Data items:
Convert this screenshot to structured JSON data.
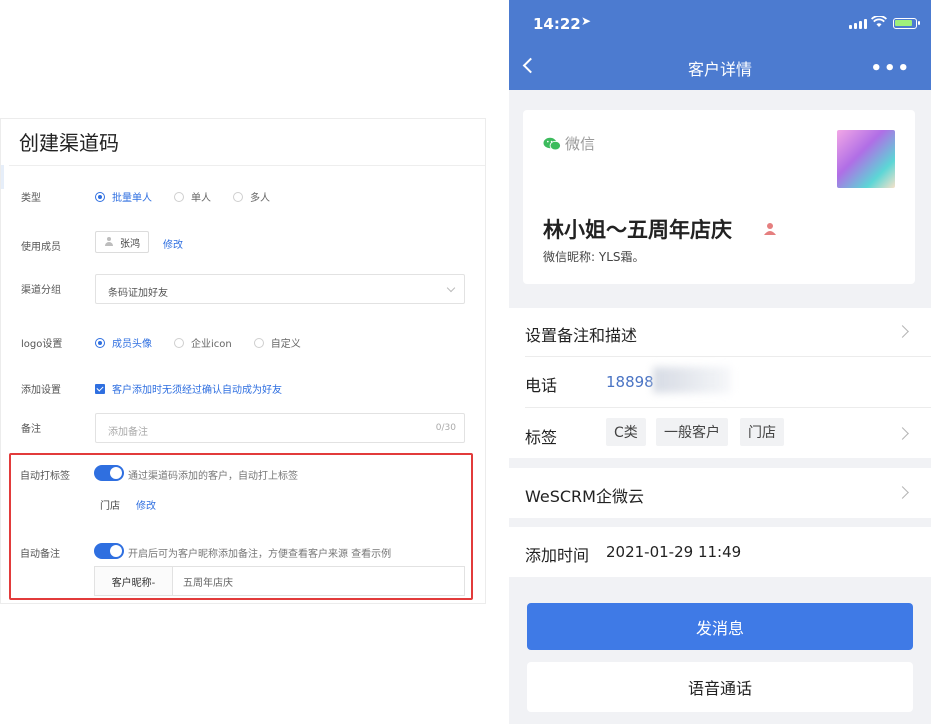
{
  "form": {
    "title": "创建渠道码",
    "type": {
      "label": "类型",
      "options": [
        "批量单人",
        "单人",
        "多人"
      ]
    },
    "members": {
      "label": "使用成员",
      "member_name": "张鸿",
      "edit_link": "修改"
    },
    "group": {
      "label": "渠道分组",
      "value": "条码证加好友"
    },
    "logo": {
      "label": "logo设置",
      "options": [
        "成员头像",
        "企业icon",
        "自定义"
      ]
    },
    "add_setting": {
      "label": "添加设置",
      "checkbox_text": "客户添加时无须经过确认自动成为好友"
    },
    "note": {
      "label": "备注",
      "placeholder": "添加备注",
      "counter": "0/30"
    },
    "auto_tag": {
      "label": "自动打标签",
      "switch_text": "通过渠道码添加的客户，自动打上标签",
      "tag": "门店",
      "edit_link": "修改"
    },
    "auto_remark": {
      "label": "自动备注",
      "switch_text": "开启后可为客户昵称添加备注，方便查看客户来源 查看示例",
      "key": "客户昵称-",
      "value": "五周年店庆"
    }
  },
  "phone": {
    "status": {
      "time": "14:22",
      "location_glyph": "➤"
    },
    "nav": {
      "title": "客户详情",
      "more": "•••"
    },
    "profile": {
      "source": "微信",
      "name": "林小姐～五周年店庆",
      "nickname": "微信昵称: YLS霜。"
    },
    "rows": {
      "remark": "设置备注和描述",
      "phone_label": "电话",
      "phone_value": "18898",
      "tags_label": "标签",
      "tags": [
        "C类",
        "一般客户",
        "门店"
      ],
      "company": "WeSCRM企微云",
      "added_label": "添加时间",
      "added_value": "2021-01-29 11:49"
    },
    "buttons": {
      "send": "发消息",
      "call": "语音通话"
    },
    "colors": {
      "header": "#4c7bd0",
      "primary_button": "#3f7ae6"
    }
  }
}
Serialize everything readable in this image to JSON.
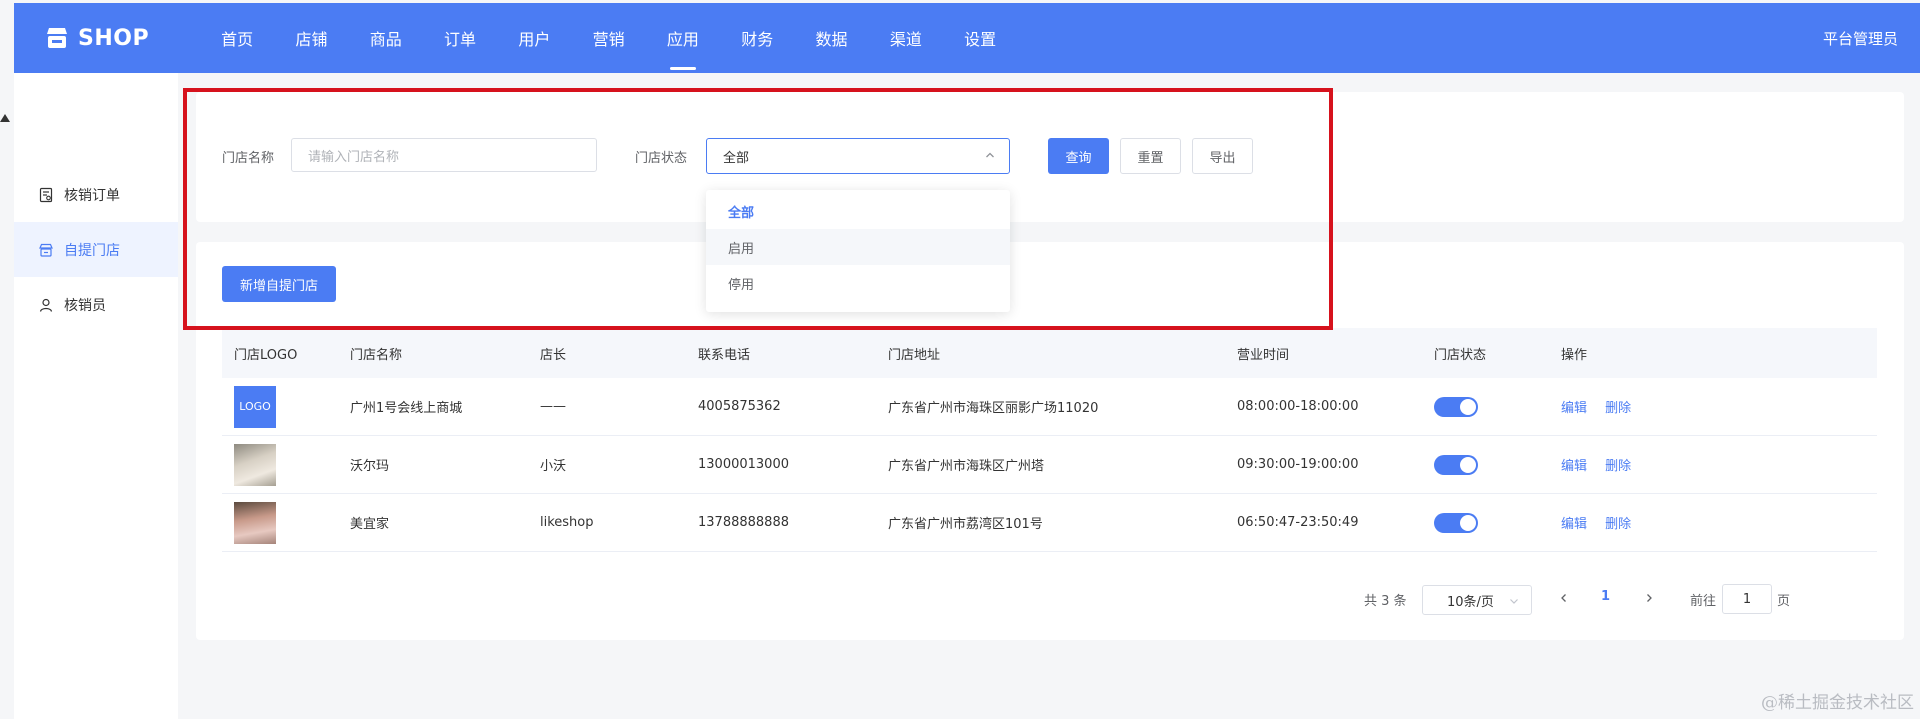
{
  "colors": {
    "brand": "#4b7cf3",
    "highlight": "#d6121d"
  },
  "header": {
    "logo": "SHOP",
    "nav": [
      "首页",
      "店铺",
      "商品",
      "订单",
      "用户",
      "营销",
      "应用",
      "财务",
      "数据",
      "渠道",
      "设置"
    ],
    "active_nav": "应用",
    "admin": "平台管理员"
  },
  "sidebar": {
    "items": [
      {
        "label": "核销订单",
        "icon": "receipt-icon"
      },
      {
        "label": "自提门店",
        "icon": "store-icon",
        "active": true
      },
      {
        "label": "核销员",
        "icon": "user-icon"
      }
    ]
  },
  "filter": {
    "name_label": "门店名称",
    "name_placeholder": "请输入门店名称",
    "status_label": "门店状态",
    "status_value": "全部",
    "query": "查询",
    "reset": "重置",
    "export": "导出"
  },
  "dropdown": {
    "options": [
      "全部",
      "启用",
      "停用"
    ],
    "selected": "全部"
  },
  "actions": {
    "add_store": "新增自提门店"
  },
  "table": {
    "columns": [
      "门店LOGO",
      "门店名称",
      "店长",
      "联系电话",
      "门店地址",
      "营业时间",
      "门店状态",
      "操作"
    ],
    "rows": [
      {
        "logo": "LOGO",
        "name": "广州1号会线上商城",
        "manager": "——",
        "phone": "4005875362",
        "address": "广东省广州市海珠区丽影广场11020",
        "hours": "08:00:00-18:00:00",
        "enabled": true
      },
      {
        "logo": "photo",
        "name": "沃尔玛",
        "manager": "小沃",
        "phone": "13000013000",
        "address": "广东省广州市海珠区广州塔",
        "hours": "09:30:00-19:00:00",
        "enabled": true
      },
      {
        "logo": "photo",
        "name": "美宜家",
        "manager": "likeshop",
        "phone": "13788888888",
        "address": "广东省广州市荔湾区101号",
        "hours": "06:50:47-23:50:49",
        "enabled": true
      }
    ],
    "edit": "编辑",
    "delete": "删除"
  },
  "pagination": {
    "total": "共 3 条",
    "page_size": "10条/页",
    "current_page": "1",
    "goto_label": "前往",
    "goto_value": "1",
    "page_unit": "页"
  },
  "watermark": "@稀土掘金技术社区"
}
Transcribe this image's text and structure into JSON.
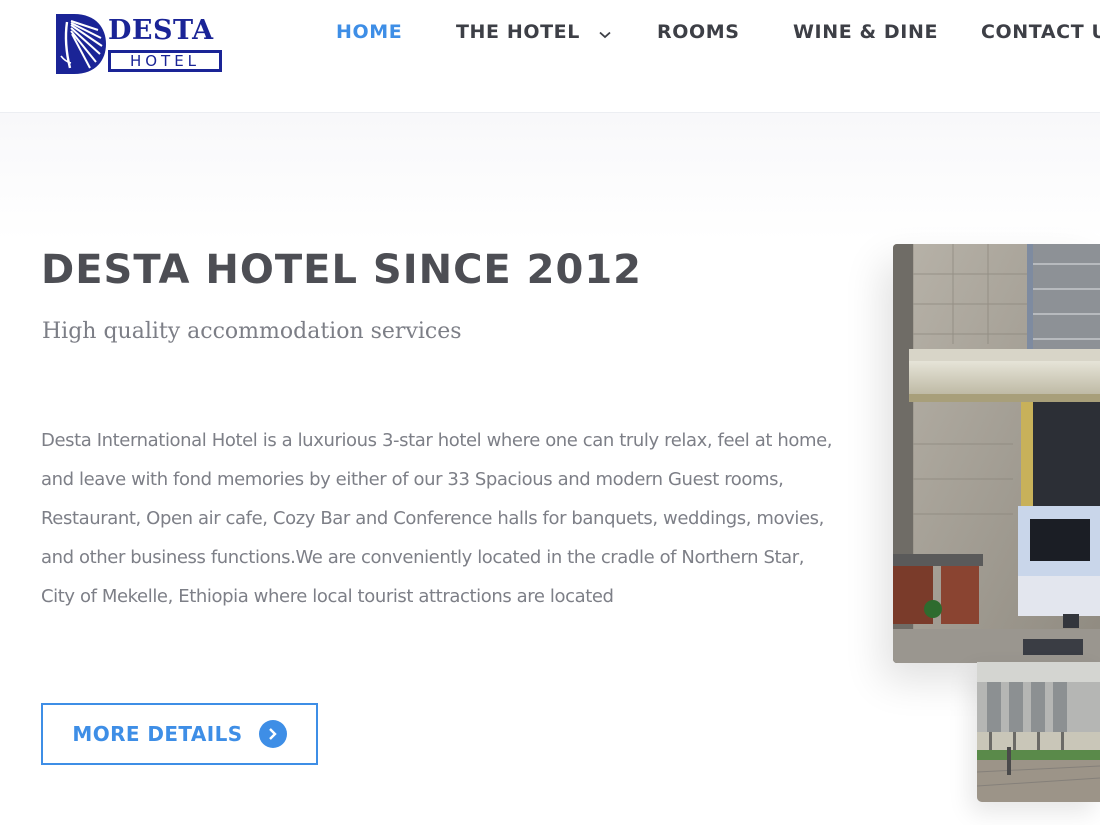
{
  "brand": {
    "line1": "DESTA",
    "line2": "HOTEL"
  },
  "nav": {
    "items": [
      {
        "label": "HOME",
        "active": true
      },
      {
        "label": "THE HOTEL",
        "has_dropdown": true
      },
      {
        "label": "ROOMS"
      },
      {
        "label": "WINE & DINE"
      },
      {
        "label": "CONTACT U"
      }
    ]
  },
  "hero": {
    "title": "DESTA HOTEL SINCE 2012",
    "subtitle": "High quality accommodation services",
    "body": "Desta International Hotel is a luxurious 3-star hotel where one can truly relax, feel at home, and leave with fond memories by either of our 33 Spacious and modern Guest rooms, Restaurant, Open air cafe, Cozy Bar and Conference halls for banquets, weddings, movies, and other business functions.We are conveniently located in the cradle of Northern Star, City of Mekelle, Ethiopia where local tourist attractions are located",
    "cta_label": "MORE DETAILS"
  },
  "colors": {
    "accent": "#3e8ee6",
    "brand_blue": "#1a2496",
    "nav_text": "#3d3f46",
    "title_text": "#4d4e54",
    "body_text": "#7d7f87"
  },
  "icons": {
    "nav_dropdown": "chevron-down-icon",
    "cta": "chevron-right-circle-icon"
  }
}
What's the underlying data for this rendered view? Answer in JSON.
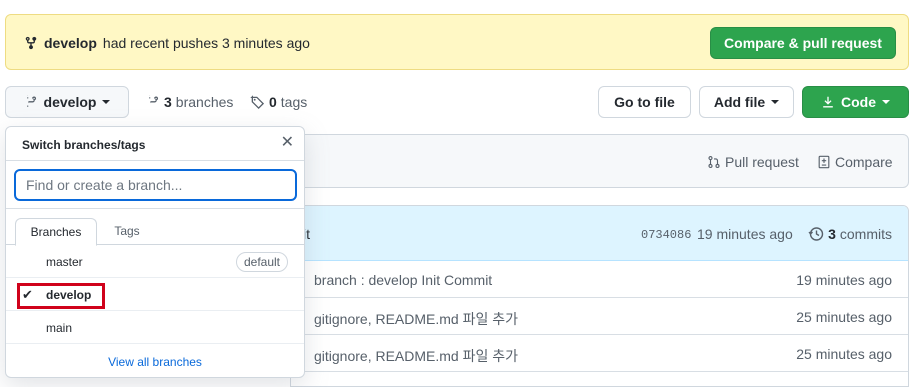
{
  "banner": {
    "branch": "develop",
    "message": "had recent pushes 3 minutes ago",
    "compare_button": "Compare & pull request"
  },
  "toolbar": {
    "branch_button": "develop",
    "branches_count": "3",
    "branches_label": "branches",
    "tags_count": "0",
    "tags_label": "tags",
    "goto_file": "Go to file",
    "add_file": "Add file",
    "code": "Code"
  },
  "compare_bar": {
    "pull_request": "Pull request",
    "compare": "Compare"
  },
  "commit_header": {
    "message_fragment": "it",
    "sha": "0734086",
    "ago": "19 minutes ago",
    "commits_count": "3",
    "commits_label": "commits"
  },
  "files": [
    {
      "message": "branch : develop Init Commit",
      "time": "19 minutes ago"
    },
    {
      "message": "gitignore, README.md 파일 추가",
      "time": "25 minutes ago"
    },
    {
      "message": "gitignore, README.md 파일 추가",
      "time": "25 minutes ago"
    }
  ],
  "dropdown": {
    "title": "Switch branches/tags",
    "filter_placeholder": "Find or create a branch...",
    "tabs": [
      "Branches",
      "Tags"
    ],
    "branches": [
      {
        "name": "master",
        "badge": "default"
      },
      {
        "name": "develop",
        "selected": true
      },
      {
        "name": "main"
      }
    ],
    "view_all": "View all branches"
  },
  "colors": {
    "green": "#2da44e",
    "banner_bg": "#fff8c5",
    "link": "#0969da",
    "highlight": "#d0021b"
  }
}
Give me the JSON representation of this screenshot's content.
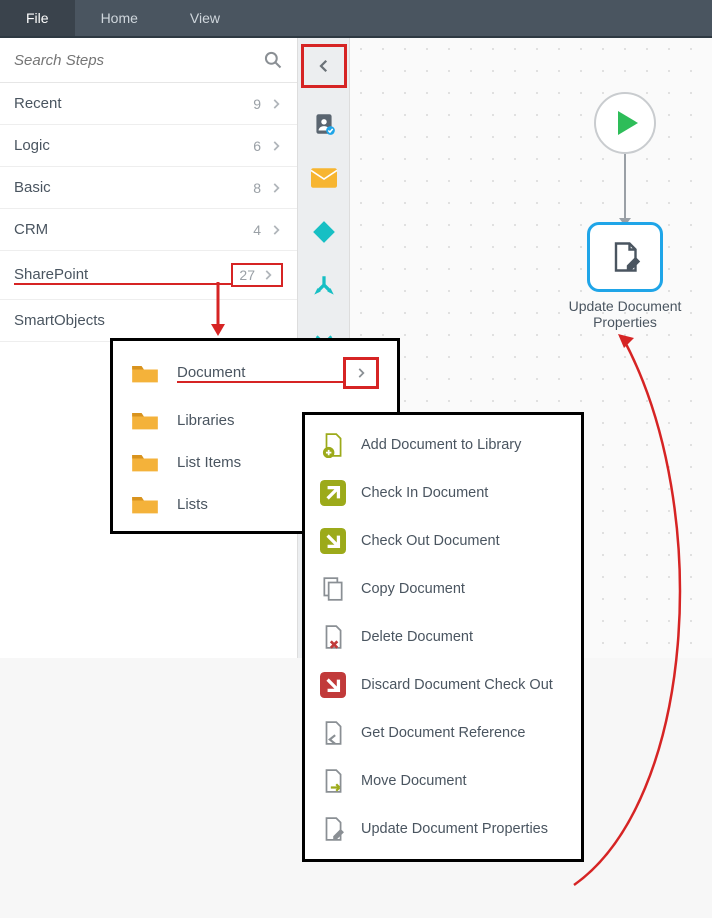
{
  "menubar": {
    "items": [
      "File",
      "Home",
      "View"
    ],
    "active_index": 0
  },
  "search": {
    "placeholder": "Search Steps"
  },
  "categories": [
    {
      "label": "Recent",
      "count": 9
    },
    {
      "label": "Logic",
      "count": 6
    },
    {
      "label": "Basic",
      "count": 8
    },
    {
      "label": "CRM",
      "count": 4
    },
    {
      "label": "SharePoint",
      "count": 27,
      "highlighted": true
    },
    {
      "label": "SmartObjects",
      "count": null
    }
  ],
  "flyout1": {
    "items": [
      {
        "label": "Document",
        "has_children": true,
        "highlighted": true
      },
      {
        "label": "Libraries",
        "has_children": false
      },
      {
        "label": "List Items",
        "has_children": false
      },
      {
        "label": "Lists",
        "has_children": false
      }
    ]
  },
  "flyout2": {
    "items": [
      {
        "label": "Add Document to Library",
        "icon": "doc-add"
      },
      {
        "label": "Check In Document",
        "icon": "check-in"
      },
      {
        "label": "Check Out Document",
        "icon": "check-out"
      },
      {
        "label": "Copy Document",
        "icon": "copy"
      },
      {
        "label": "Delete Document",
        "icon": "delete"
      },
      {
        "label": "Discard Document Check Out",
        "icon": "discard"
      },
      {
        "label": "Get Document Reference",
        "icon": "get-ref"
      },
      {
        "label": "Move Document",
        "icon": "move"
      },
      {
        "label": "Update Document Properties",
        "icon": "update"
      }
    ]
  },
  "canvas": {
    "step_label": "Update Document Properties"
  },
  "colors": {
    "annotation_red": "#d62424",
    "olive": "#9caa1a",
    "crimson": "#c13a3a",
    "teal": "#17bfc4",
    "blue": "#1fa5e8"
  }
}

The exercise –
Show every line in the records above that contains the word "manager".

Output of the exercise –
        "manager": "——",
        "manager": "小沃",
        "manager": "likeshop",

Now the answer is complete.